Objective:
Write out the listing below again, precisely as it is given.

Entries with figure data
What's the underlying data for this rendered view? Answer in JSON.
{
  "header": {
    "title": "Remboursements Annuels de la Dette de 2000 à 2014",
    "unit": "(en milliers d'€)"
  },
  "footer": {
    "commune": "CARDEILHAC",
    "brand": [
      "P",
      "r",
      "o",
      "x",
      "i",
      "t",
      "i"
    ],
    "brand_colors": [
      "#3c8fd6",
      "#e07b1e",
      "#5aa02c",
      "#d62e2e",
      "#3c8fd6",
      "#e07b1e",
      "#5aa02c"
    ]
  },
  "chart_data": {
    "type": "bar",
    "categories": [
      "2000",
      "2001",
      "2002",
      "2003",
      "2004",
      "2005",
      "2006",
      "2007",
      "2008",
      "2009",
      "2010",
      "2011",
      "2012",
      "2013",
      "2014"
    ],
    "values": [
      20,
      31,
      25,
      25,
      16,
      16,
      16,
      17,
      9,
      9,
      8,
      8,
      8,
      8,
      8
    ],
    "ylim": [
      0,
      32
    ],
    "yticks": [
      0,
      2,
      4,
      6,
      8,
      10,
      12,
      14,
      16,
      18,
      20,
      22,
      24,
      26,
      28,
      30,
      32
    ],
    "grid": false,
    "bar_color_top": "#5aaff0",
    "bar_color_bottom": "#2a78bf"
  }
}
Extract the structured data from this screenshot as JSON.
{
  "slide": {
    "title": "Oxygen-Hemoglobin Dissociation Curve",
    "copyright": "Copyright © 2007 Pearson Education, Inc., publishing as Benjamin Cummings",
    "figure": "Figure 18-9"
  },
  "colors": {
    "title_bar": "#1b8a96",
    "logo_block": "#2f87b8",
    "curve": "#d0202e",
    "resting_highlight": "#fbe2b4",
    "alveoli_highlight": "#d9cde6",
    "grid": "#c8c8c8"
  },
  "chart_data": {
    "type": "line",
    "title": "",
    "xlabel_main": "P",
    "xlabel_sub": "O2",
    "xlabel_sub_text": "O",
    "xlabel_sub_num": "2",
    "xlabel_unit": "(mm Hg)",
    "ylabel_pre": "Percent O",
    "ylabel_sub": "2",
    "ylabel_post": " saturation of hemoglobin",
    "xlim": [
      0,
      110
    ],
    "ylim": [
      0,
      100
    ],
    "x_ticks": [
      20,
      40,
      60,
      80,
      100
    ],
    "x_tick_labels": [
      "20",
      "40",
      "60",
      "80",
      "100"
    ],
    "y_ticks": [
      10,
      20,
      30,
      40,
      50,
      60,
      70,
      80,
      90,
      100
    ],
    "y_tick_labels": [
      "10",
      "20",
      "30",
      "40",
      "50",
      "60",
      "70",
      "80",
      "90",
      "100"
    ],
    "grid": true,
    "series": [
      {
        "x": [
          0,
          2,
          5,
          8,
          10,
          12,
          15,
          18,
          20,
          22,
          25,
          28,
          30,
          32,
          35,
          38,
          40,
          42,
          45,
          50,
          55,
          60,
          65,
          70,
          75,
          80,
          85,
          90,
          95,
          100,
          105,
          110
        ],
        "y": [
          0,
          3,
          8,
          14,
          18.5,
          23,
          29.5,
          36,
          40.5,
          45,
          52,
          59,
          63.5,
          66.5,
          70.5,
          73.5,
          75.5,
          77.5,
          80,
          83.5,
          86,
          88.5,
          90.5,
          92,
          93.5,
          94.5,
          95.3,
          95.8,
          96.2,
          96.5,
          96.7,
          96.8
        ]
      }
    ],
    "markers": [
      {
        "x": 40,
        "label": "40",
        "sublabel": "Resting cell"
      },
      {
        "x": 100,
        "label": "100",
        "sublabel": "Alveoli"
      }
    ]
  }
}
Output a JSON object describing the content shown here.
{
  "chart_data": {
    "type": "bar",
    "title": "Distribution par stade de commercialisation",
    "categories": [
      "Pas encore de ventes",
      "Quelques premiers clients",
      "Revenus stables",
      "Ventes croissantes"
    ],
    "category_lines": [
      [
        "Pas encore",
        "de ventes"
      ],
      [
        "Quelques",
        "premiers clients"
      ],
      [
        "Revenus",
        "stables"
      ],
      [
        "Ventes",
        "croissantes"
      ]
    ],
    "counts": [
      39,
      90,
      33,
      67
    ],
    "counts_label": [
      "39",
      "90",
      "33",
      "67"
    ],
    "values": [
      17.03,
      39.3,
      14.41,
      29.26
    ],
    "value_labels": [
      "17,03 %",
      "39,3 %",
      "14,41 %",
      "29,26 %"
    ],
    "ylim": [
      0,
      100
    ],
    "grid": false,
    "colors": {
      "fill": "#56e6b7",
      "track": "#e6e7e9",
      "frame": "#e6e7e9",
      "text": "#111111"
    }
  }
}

Answer to the problem:
What's the underlying data for this rendered view? Answer in JSON.
{
  "header": {
    "title": "Remboursements Annuels de la Dette de 2000 à 2014",
    "unit": "(en milliers d'€)"
  },
  "footer": {
    "commune": "CARDEILHAC",
    "brand": [
      "P",
      "r",
      "o",
      "x",
      "i",
      "t",
      "i"
    ],
    "brand_colors": [
      "#3c8fd6",
      "#e07b1e",
      "#5aa02c",
      "#d62e2e",
      "#3c8fd6",
      "#e07b1e",
      "#5aa02c"
    ]
  },
  "chart_data": {
    "type": "bar",
    "categories": [
      "2000",
      "2001",
      "2002",
      "2003",
      "2004",
      "2005",
      "2006",
      "2007",
      "2008",
      "2009",
      "2010",
      "2011",
      "2012",
      "2013",
      "2014"
    ],
    "values": [
      20,
      31,
      25,
      25,
      16,
      16,
      16,
      17,
      9,
      9,
      8,
      8,
      8,
      8,
      8
    ],
    "ylim": [
      0,
      32
    ],
    "yticks": [
      0,
      2,
      4,
      6,
      8,
      10,
      12,
      14,
      16,
      18,
      20,
      22,
      24,
      26,
      28,
      30,
      32
    ],
    "grid": false,
    "bar_color_top": "#5aaff0",
    "bar_color_bottom": "#2a78bf"
  }
}
Extract the structured data from this screenshot as JSON.
{
  "slide": {
    "title": "Oxygen-Hemoglobin Dissociation Curve",
    "copyright": "Copyright © 2007 Pearson Education, Inc., publishing as Benjamin Cummings",
    "figure": "Figure 18-9"
  },
  "colors": {
    "title_bar": "#1b8a96",
    "logo_block": "#2f87b8",
    "curve": "#d0202e",
    "resting_highlight": "#fbe2b4",
    "alveoli_highlight": "#d9cde6",
    "grid": "#c8c8c8"
  },
  "chart_data": {
    "type": "line",
    "title": "",
    "xlabel_main": "P",
    "xlabel_sub": "O2",
    "xlabel_sub_text": "O",
    "xlabel_sub_num": "2",
    "xlabel_unit": "(mm Hg)",
    "ylabel_pre": "Percent O",
    "ylabel_sub": "2",
    "ylabel_post": " saturation of hemoglobin",
    "xlim": [
      0,
      110
    ],
    "ylim": [
      0,
      100
    ],
    "x_ticks": [
      20,
      40,
      60,
      80,
      100
    ],
    "x_tick_labels": [
      "20",
      "40",
      "60",
      "80",
      "100"
    ],
    "y_ticks": [
      10,
      20,
      30,
      40,
      50,
      60,
      70,
      80,
      90,
      100
    ],
    "y_tick_labels": [
      "10",
      "20",
      "30",
      "40",
      "50",
      "60",
      "70",
      "80",
      "90",
      "100"
    ],
    "grid": true,
    "series": [
      {
        "x": [
          0,
          2,
          5,
          8,
          10,
          12,
          15,
          18,
          20,
          22,
          25,
          28,
          30,
          32,
          35,
          38,
          40,
          42,
          45,
          50,
          55,
          60,
          65,
          70,
          75,
          80,
          85,
          90,
          95,
          100,
          105,
          110
        ],
        "y": [
          0,
          3,
          8,
          14,
          18.5,
          23,
          29.5,
          36,
          40.5,
          45,
          52,
          59,
          63.5,
          66.5,
          70.5,
          73.5,
          75.5,
          77.5,
          80,
          83.5,
          86,
          88.5,
          90.5,
          92,
          93.5,
          94.5,
          95.3,
          95.8,
          96.2,
          96.5,
          96.7,
          96.8
        ]
      }
    ],
    "markers": [
      {
        "x": 40,
        "label": "40",
        "sublabel": "Resting cell"
      },
      {
        "x": 100,
        "label": "100",
        "sublabel": "Alveoli"
      }
    ]
  }
}
Output a JSON object describing the content shown here.
{
  "chart_data": {
    "type": "bar",
    "title": "Distribution par stade de commercialisation",
    "categories": [
      "Pas encore de ventes",
      "Quelques premiers clients",
      "Revenus stables",
      "Ventes croissantes"
    ],
    "category_lines": [
      [
        "Pas encore",
        "de ventes"
      ],
      [
        "Quelques",
        "premiers clients"
      ],
      [
        "Revenus",
        "stables"
      ],
      [
        "Ventes",
        "croissantes"
      ]
    ],
    "counts": [
      39,
      90,
      33,
      67
    ],
    "counts_label": [
      "39",
      "90",
      "33",
      "67"
    ],
    "values": [
      17.03,
      39.3,
      14.41,
      29.26
    ],
    "value_labels": [
      "17,03 %",
      "39,3 %",
      "14,41 %",
      "29,26 %"
    ],
    "ylim": [
      0,
      100
    ],
    "grid": false,
    "colors": {
      "fill": "#56e6b7",
      "track": "#e6e7e9",
      "frame": "#e6e7e9",
      "text": "#111111"
    }
  }
}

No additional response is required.